Problem description: Reproduce the listing below character for character; drop every image.

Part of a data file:
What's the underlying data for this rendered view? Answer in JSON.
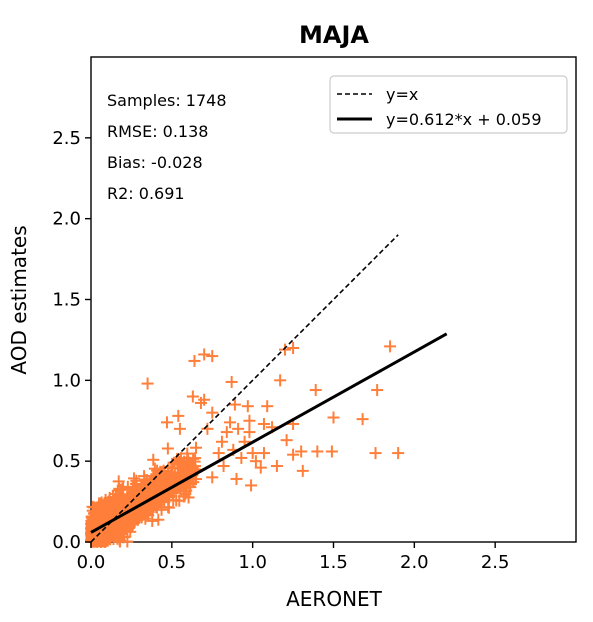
{
  "chart_data": {
    "type": "scatter",
    "title": "MAJA",
    "xlabel": "AERONET",
    "ylabel": "AOD estimates",
    "xlim": [
      0,
      3.0
    ],
    "ylim": [
      0,
      3.0
    ],
    "xticks": [
      "0.0",
      "0.5",
      "1.0",
      "1.5",
      "2.0",
      "2.5"
    ],
    "yticks": [
      "0.0",
      "0.5",
      "1.0",
      "1.5",
      "2.0",
      "2.5"
    ],
    "stats": [
      "Samples: 1748",
      "RMSE: 0.138",
      "Bias: -0.028",
      "R2: 0.691"
    ],
    "legend": {
      "position": "top-right",
      "entries": [
        {
          "label": "y=x",
          "style": "dashed"
        },
        {
          "label": "y=0.612*x + 0.059",
          "style": "solid"
        }
      ]
    },
    "identity_line": {
      "x": [
        0,
        1.9
      ],
      "y": [
        0,
        1.9
      ]
    },
    "fit_line": {
      "x": [
        0,
        2.2
      ],
      "y": [
        0.059,
        1.2874
      ],
      "slope": 0.612,
      "intercept": 0.059
    },
    "colors": {
      "points": "#ff7f3a",
      "fit": "#000000",
      "identity": "#000000"
    },
    "samples_count": 1748,
    "points_outliers": [
      [
        0.35,
        0.98
      ],
      [
        0.7,
        1.16
      ],
      [
        0.75,
        1.15
      ],
      [
        0.87,
        0.99
      ],
      [
        0.89,
        0.85
      ],
      [
        1.2,
        1.19
      ],
      [
        1.25,
        1.2
      ],
      [
        1.85,
        1.21
      ],
      [
        1.17,
        1.0
      ],
      [
        1.39,
        0.94
      ],
      [
        1.5,
        0.77
      ],
      [
        1.68,
        0.76
      ],
      [
        1.77,
        0.94
      ],
      [
        1.76,
        0.55
      ],
      [
        1.9,
        0.55
      ],
      [
        1.49,
        0.56
      ],
      [
        1.4,
        0.56
      ],
      [
        1.3,
        0.56
      ],
      [
        1.31,
        0.44
      ],
      [
        1.25,
        0.54
      ],
      [
        1.07,
        0.55
      ],
      [
        1.0,
        0.55
      ],
      [
        1.09,
        0.84
      ],
      [
        0.97,
        0.84
      ],
      [
        0.75,
        0.8
      ],
      [
        0.68,
        0.86
      ],
      [
        0.7,
        0.88
      ],
      [
        0.81,
        0.62
      ],
      [
        0.72,
        0.7
      ],
      [
        0.55,
        0.7
      ],
      [
        0.47,
        0.74
      ],
      [
        0.54,
        0.78
      ],
      [
        0.63,
        0.9
      ],
      [
        0.64,
        1.12
      ],
      [
        0.95,
        0.62
      ],
      [
        1.05,
        0.46
      ],
      [
        0.99,
        0.35
      ],
      [
        0.82,
        0.47
      ],
      [
        0.75,
        0.4
      ],
      [
        0.9,
        0.39
      ],
      [
        1.15,
        0.47
      ],
      [
        1.02,
        0.5
      ],
      [
        1.21,
        0.63
      ],
      [
        1.12,
        0.71
      ],
      [
        0.98,
        0.75
      ],
      [
        0.91,
        0.7
      ],
      [
        0.86,
        0.74
      ],
      [
        1.25,
        0.73
      ],
      [
        0.88,
        0.57
      ],
      [
        0.98,
        0.68
      ],
      [
        1.07,
        0.73
      ],
      [
        0.93,
        0.52
      ],
      [
        0.79,
        0.55
      ],
      [
        0.84,
        0.68
      ]
    ]
  }
}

Final result:
What's the underlying data for this rendered view? Answer in JSON.
{
  "chart_data": {
    "type": "scatter",
    "title": "MAJA",
    "xlabel": "AERONET",
    "ylabel": "AOD estimates",
    "xlim": [
      0,
      3.0
    ],
    "ylim": [
      0,
      3.0
    ],
    "xticks": [
      "0.0",
      "0.5",
      "1.0",
      "1.5",
      "2.0",
      "2.5"
    ],
    "yticks": [
      "0.0",
      "0.5",
      "1.0",
      "1.5",
      "2.0",
      "2.5"
    ],
    "stats": [
      "Samples: 1748",
      "RMSE: 0.138",
      "Bias: -0.028",
      "R2: 0.691"
    ],
    "legend": {
      "position": "top-right",
      "entries": [
        {
          "label": "y=x",
          "style": "dashed"
        },
        {
          "label": "y=0.612*x + 0.059",
          "style": "solid"
        }
      ]
    },
    "identity_line": {
      "x": [
        0,
        1.9
      ],
      "y": [
        0,
        1.9
      ]
    },
    "fit_line": {
      "x": [
        0,
        2.2
      ],
      "y": [
        0.059,
        1.2874
      ],
      "slope": 0.612,
      "intercept": 0.059
    },
    "colors": {
      "points": "#ff7f3a",
      "fit": "#000000",
      "identity": "#000000"
    },
    "samples_count": 1748,
    "points_outliers": [
      [
        0.35,
        0.98
      ],
      [
        0.7,
        1.16
      ],
      [
        0.75,
        1.15
      ],
      [
        0.87,
        0.99
      ],
      [
        0.89,
        0.85
      ],
      [
        1.2,
        1.19
      ],
      [
        1.25,
        1.2
      ],
      [
        1.85,
        1.21
      ],
      [
        1.17,
        1.0
      ],
      [
        1.39,
        0.94
      ],
      [
        1.5,
        0.77
      ],
      [
        1.68,
        0.76
      ],
      [
        1.77,
        0.94
      ],
      [
        1.76,
        0.55
      ],
      [
        1.9,
        0.55
      ],
      [
        1.49,
        0.56
      ],
      [
        1.4,
        0.56
      ],
      [
        1.3,
        0.56
      ],
      [
        1.31,
        0.44
      ],
      [
        1.25,
        0.54
      ],
      [
        1.07,
        0.55
      ],
      [
        1.0,
        0.55
      ],
      [
        1.09,
        0.84
      ],
      [
        0.97,
        0.84
      ],
      [
        0.75,
        0.8
      ],
      [
        0.68,
        0.86
      ],
      [
        0.7,
        0.88
      ],
      [
        0.81,
        0.62
      ],
      [
        0.72,
        0.7
      ],
      [
        0.55,
        0.7
      ],
      [
        0.47,
        0.74
      ],
      [
        0.54,
        0.78
      ],
      [
        0.63,
        0.9
      ],
      [
        0.64,
        1.12
      ],
      [
        0.95,
        0.62
      ],
      [
        1.05,
        0.46
      ],
      [
        0.99,
        0.35
      ],
      [
        0.82,
        0.47
      ],
      [
        0.75,
        0.4
      ],
      [
        0.9,
        0.39
      ],
      [
        1.15,
        0.47
      ],
      [
        1.02,
        0.5
      ],
      [
        1.21,
        0.63
      ],
      [
        1.12,
        0.71
      ],
      [
        0.98,
        0.75
      ],
      [
        0.91,
        0.7
      ],
      [
        0.86,
        0.74
      ],
      [
        1.25,
        0.73
      ],
      [
        0.88,
        0.57
      ],
      [
        0.98,
        0.68
      ],
      [
        1.07,
        0.73
      ],
      [
        0.93,
        0.52
      ],
      [
        0.79,
        0.55
      ],
      [
        0.84,
        0.68
      ]
    ]
  }
}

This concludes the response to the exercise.